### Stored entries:

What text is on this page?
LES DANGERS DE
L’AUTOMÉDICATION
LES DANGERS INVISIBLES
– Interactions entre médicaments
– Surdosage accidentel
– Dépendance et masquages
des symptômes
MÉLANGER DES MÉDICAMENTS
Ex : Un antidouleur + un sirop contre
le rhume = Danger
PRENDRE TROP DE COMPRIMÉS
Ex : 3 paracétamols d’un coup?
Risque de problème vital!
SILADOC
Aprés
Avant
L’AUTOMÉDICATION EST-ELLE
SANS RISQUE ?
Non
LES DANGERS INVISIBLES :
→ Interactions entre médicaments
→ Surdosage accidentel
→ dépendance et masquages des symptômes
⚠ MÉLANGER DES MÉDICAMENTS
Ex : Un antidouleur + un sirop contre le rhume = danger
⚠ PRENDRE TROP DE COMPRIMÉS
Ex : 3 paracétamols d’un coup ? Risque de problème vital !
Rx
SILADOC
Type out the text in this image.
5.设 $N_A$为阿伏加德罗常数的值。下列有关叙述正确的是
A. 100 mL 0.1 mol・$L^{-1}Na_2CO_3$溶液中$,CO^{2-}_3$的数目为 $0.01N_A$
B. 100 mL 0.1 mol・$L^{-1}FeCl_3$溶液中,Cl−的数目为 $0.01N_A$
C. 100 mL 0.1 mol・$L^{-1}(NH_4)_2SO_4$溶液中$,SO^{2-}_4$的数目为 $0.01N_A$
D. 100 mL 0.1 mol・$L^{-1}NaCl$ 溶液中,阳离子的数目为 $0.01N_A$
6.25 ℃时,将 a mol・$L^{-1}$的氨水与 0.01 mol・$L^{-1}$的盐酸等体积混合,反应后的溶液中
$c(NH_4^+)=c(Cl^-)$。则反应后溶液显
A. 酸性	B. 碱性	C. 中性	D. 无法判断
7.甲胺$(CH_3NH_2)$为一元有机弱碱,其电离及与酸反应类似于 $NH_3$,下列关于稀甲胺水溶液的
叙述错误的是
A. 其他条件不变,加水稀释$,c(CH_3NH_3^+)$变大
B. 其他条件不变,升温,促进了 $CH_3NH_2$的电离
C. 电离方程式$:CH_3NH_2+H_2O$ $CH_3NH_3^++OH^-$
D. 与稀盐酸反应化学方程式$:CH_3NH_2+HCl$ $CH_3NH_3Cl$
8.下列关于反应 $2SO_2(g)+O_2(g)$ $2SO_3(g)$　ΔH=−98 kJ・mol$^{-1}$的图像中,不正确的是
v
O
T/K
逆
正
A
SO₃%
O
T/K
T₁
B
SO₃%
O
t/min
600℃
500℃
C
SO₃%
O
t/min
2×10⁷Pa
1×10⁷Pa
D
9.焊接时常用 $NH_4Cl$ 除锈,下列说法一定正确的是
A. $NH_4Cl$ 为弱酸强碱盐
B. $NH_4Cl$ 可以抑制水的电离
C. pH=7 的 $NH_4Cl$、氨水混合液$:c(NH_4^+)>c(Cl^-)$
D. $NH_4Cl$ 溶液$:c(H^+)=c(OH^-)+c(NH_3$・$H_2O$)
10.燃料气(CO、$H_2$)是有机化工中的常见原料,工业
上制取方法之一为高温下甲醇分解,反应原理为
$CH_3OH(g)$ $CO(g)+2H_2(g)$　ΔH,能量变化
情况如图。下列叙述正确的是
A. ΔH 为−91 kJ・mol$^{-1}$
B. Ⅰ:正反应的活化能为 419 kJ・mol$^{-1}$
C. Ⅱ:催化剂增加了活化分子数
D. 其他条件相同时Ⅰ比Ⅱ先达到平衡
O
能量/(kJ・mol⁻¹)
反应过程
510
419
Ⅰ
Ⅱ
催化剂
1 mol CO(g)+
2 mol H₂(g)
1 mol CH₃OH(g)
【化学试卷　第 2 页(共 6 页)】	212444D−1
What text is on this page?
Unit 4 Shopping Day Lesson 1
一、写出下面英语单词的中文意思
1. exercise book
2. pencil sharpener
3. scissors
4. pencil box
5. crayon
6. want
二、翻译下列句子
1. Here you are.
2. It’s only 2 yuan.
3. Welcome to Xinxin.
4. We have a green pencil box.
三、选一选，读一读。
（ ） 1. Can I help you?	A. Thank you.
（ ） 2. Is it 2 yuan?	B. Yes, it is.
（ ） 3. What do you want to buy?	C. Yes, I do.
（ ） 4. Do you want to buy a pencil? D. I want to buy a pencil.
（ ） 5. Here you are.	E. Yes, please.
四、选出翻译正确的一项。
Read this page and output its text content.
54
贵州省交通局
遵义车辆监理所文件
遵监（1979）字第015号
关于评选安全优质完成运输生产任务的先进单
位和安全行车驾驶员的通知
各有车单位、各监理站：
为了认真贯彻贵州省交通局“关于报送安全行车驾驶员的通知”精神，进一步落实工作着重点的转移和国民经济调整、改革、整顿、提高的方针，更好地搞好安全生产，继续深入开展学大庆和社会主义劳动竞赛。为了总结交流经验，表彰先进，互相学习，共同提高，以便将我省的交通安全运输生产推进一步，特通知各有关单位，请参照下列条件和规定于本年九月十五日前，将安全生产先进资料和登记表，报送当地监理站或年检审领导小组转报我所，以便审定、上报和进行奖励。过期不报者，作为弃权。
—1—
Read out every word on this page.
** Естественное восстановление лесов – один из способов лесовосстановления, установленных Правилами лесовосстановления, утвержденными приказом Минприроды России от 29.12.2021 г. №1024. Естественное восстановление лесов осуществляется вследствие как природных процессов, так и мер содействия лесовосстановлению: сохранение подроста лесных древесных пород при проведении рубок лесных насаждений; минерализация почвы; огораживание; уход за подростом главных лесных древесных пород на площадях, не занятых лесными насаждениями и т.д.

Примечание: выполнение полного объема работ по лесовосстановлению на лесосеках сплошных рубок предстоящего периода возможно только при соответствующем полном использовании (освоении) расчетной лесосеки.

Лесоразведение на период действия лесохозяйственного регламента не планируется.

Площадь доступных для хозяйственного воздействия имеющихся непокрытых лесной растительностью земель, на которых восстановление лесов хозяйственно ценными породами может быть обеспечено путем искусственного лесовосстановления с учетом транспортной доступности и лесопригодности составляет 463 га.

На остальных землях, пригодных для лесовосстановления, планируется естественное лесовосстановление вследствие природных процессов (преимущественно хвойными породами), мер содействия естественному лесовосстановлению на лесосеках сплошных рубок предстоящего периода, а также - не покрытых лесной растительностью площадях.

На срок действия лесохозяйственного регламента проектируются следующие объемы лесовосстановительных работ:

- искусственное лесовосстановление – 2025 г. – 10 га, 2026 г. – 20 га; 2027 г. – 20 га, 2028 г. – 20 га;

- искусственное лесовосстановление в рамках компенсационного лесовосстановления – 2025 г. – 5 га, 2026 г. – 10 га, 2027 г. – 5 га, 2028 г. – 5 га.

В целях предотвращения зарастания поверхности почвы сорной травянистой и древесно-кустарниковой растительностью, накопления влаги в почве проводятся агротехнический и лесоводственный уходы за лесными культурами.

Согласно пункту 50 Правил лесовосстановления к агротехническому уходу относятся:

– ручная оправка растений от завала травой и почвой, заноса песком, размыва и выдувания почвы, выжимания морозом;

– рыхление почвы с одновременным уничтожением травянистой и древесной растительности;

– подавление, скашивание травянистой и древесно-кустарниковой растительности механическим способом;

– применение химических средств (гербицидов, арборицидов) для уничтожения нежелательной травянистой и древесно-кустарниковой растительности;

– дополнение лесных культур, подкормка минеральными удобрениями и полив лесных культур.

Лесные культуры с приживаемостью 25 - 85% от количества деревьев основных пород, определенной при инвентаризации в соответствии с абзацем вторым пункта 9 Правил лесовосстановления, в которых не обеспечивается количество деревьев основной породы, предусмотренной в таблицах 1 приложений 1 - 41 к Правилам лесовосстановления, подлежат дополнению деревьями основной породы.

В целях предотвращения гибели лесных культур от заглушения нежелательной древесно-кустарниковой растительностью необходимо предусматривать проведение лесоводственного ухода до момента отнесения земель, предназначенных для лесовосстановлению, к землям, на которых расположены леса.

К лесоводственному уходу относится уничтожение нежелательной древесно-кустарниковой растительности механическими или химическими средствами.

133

### REQUIREMENTS:
Your answer should be a single number: how many lines in the data above include "содействия"?

### REPLY TO THE EXERCISE:
2